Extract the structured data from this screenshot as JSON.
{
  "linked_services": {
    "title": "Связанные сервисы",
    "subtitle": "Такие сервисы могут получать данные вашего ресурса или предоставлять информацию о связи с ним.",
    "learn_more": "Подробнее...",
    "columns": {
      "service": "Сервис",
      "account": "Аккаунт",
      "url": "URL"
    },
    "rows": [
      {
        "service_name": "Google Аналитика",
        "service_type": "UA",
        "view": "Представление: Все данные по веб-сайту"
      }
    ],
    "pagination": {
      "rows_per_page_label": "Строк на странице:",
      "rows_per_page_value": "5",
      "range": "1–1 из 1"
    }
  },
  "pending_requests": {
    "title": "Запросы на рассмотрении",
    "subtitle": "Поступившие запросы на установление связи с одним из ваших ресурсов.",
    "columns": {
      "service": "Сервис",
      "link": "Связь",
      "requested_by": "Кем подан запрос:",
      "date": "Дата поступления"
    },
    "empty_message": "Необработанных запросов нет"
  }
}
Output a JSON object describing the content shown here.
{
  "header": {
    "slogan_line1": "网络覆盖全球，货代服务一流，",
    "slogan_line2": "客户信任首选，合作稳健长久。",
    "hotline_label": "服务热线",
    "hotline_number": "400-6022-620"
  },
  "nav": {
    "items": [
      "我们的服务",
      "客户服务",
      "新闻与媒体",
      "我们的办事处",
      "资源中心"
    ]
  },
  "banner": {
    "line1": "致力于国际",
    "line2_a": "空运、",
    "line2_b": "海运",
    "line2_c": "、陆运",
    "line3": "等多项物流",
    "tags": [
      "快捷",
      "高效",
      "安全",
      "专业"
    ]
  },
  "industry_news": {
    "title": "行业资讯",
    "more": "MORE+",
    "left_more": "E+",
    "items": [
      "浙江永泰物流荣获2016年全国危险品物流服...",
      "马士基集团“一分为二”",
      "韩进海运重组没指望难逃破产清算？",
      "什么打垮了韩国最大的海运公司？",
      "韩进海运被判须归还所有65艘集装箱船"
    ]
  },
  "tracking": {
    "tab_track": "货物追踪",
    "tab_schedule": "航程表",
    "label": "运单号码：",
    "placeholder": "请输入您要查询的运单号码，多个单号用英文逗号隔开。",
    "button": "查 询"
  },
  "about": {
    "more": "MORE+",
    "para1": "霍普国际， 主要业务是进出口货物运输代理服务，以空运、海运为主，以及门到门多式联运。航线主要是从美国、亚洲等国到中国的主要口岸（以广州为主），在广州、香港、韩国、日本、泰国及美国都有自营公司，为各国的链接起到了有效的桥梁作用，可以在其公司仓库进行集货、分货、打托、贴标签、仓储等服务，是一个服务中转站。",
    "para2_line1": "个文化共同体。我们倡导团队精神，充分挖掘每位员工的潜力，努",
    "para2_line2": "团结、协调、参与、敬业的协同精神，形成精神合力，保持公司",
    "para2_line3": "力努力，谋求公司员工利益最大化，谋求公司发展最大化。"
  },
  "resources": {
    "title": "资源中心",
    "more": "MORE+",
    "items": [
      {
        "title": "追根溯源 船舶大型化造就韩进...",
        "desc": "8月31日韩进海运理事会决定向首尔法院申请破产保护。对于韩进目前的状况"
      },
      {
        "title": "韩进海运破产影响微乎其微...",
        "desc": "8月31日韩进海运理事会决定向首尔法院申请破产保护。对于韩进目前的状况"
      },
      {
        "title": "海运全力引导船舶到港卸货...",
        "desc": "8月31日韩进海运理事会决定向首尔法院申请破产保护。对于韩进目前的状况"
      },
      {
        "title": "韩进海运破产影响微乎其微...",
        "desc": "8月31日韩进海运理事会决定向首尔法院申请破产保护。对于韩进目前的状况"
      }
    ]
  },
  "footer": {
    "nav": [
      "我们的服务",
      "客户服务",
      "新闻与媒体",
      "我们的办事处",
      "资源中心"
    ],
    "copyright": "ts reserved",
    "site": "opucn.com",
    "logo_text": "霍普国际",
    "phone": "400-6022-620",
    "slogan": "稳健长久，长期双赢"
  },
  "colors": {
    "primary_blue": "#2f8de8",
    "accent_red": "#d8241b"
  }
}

**EXERCISE DETAILS**. Repeat every line of the material exactly as given.

**CORRECT OUTPUT**.
Extract the structured data from this screenshot as JSON.
{
  "linked_services": {
    "title": "Связанные сервисы",
    "subtitle": "Такие сервисы могут получать данные вашего ресурса или предоставлять информацию о связи с ним.",
    "learn_more": "Подробнее...",
    "columns": {
      "service": "Сервис",
      "account": "Аккаунт",
      "url": "URL"
    },
    "rows": [
      {
        "service_name": "Google Аналитика",
        "service_type": "UA",
        "view": "Представление: Все данные по веб-сайту"
      }
    ],
    "pagination": {
      "rows_per_page_label": "Строк на странице:",
      "rows_per_page_value": "5",
      "range": "1–1 из 1"
    }
  },
  "pending_requests": {
    "title": "Запросы на рассмотрении",
    "subtitle": "Поступившие запросы на установление связи с одним из ваших ресурсов.",
    "columns": {
      "service": "Сервис",
      "link": "Связь",
      "requested_by": "Кем подан запрос:",
      "date": "Дата поступления"
    },
    "empty_message": "Необработанных запросов нет"
  }
}
Output a JSON object describing the content shown here.
{
  "header": {
    "slogan_line1": "网络覆盖全球，货代服务一流，",
    "slogan_line2": "客户信任首选，合作稳健长久。",
    "hotline_label": "服务热线",
    "hotline_number": "400-6022-620"
  },
  "nav": {
    "items": [
      "我们的服务",
      "客户服务",
      "新闻与媒体",
      "我们的办事处",
      "资源中心"
    ]
  },
  "banner": {
    "line1": "致力于国际",
    "line2_a": "空运、",
    "line2_b": "海运",
    "line2_c": "、陆运",
    "line3": "等多项物流",
    "tags": [
      "快捷",
      "高效",
      "安全",
      "专业"
    ]
  },
  "industry_news": {
    "title": "行业资讯",
    "more": "MORE+",
    "left_more": "E+",
    "items": [
      "浙江永泰物流荣获2016年全国危险品物流服...",
      "马士基集团“一分为二”",
      "韩进海运重组没指望难逃破产清算？",
      "什么打垮了韩国最大的海运公司？",
      "韩进海运被判须归还所有65艘集装箱船"
    ]
  },
  "tracking": {
    "tab_track": "货物追踪",
    "tab_schedule": "航程表",
    "label": "运单号码：",
    "placeholder": "请输入您要查询的运单号码，多个单号用英文逗号隔开。",
    "button": "查 询"
  },
  "about": {
    "more": "MORE+",
    "para1": "霍普国际， 主要业务是进出口货物运输代理服务，以空运、海运为主，以及门到门多式联运。航线主要是从美国、亚洲等国到中国的主要口岸（以广州为主），在广州、香港、韩国、日本、泰国及美国都有自营公司，为各国的链接起到了有效的桥梁作用，可以在其公司仓库进行集货、分货、打托、贴标签、仓储等服务，是一个服务中转站。",
    "para2_line1": "个文化共同体。我们倡导团队精神，充分挖掘每位员工的潜力，努",
    "para2_line2": "团结、协调、参与、敬业的协同精神，形成精神合力，保持公司",
    "para2_line3": "力努力，谋求公司员工利益最大化，谋求公司发展最大化。"
  },
  "resources": {
    "title": "资源中心",
    "more": "MORE+",
    "items": [
      {
        "title": "追根溯源 船舶大型化造就韩进...",
        "desc": "8月31日韩进海运理事会决定向首尔法院申请破产保护。对于韩进目前的状况"
      },
      {
        "title": "韩进海运破产影响微乎其微...",
        "desc": "8月31日韩进海运理事会决定向首尔法院申请破产保护。对于韩进目前的状况"
      },
      {
        "title": "海运全力引导船舶到港卸货...",
        "desc": "8月31日韩进海运理事会决定向首尔法院申请破产保护。对于韩进目前的状况"
      },
      {
        "title": "韩进海运破产影响微乎其微...",
        "desc": "8月31日韩进海运理事会决定向首尔法院申请破产保护。对于韩进目前的状况"
      }
    ]
  },
  "footer": {
    "nav": [
      "我们的服务",
      "客户服务",
      "新闻与媒体",
      "我们的办事处",
      "资源中心"
    ],
    "copyright": "ts reserved",
    "site": "opucn.com",
    "logo_text": "霍普国际",
    "phone": "400-6022-620",
    "slogan": "稳健长久，长期双赢"
  },
  "colors": {
    "primary_blue": "#2f8de8",
    "accent_red": "#d8241b"
  }
}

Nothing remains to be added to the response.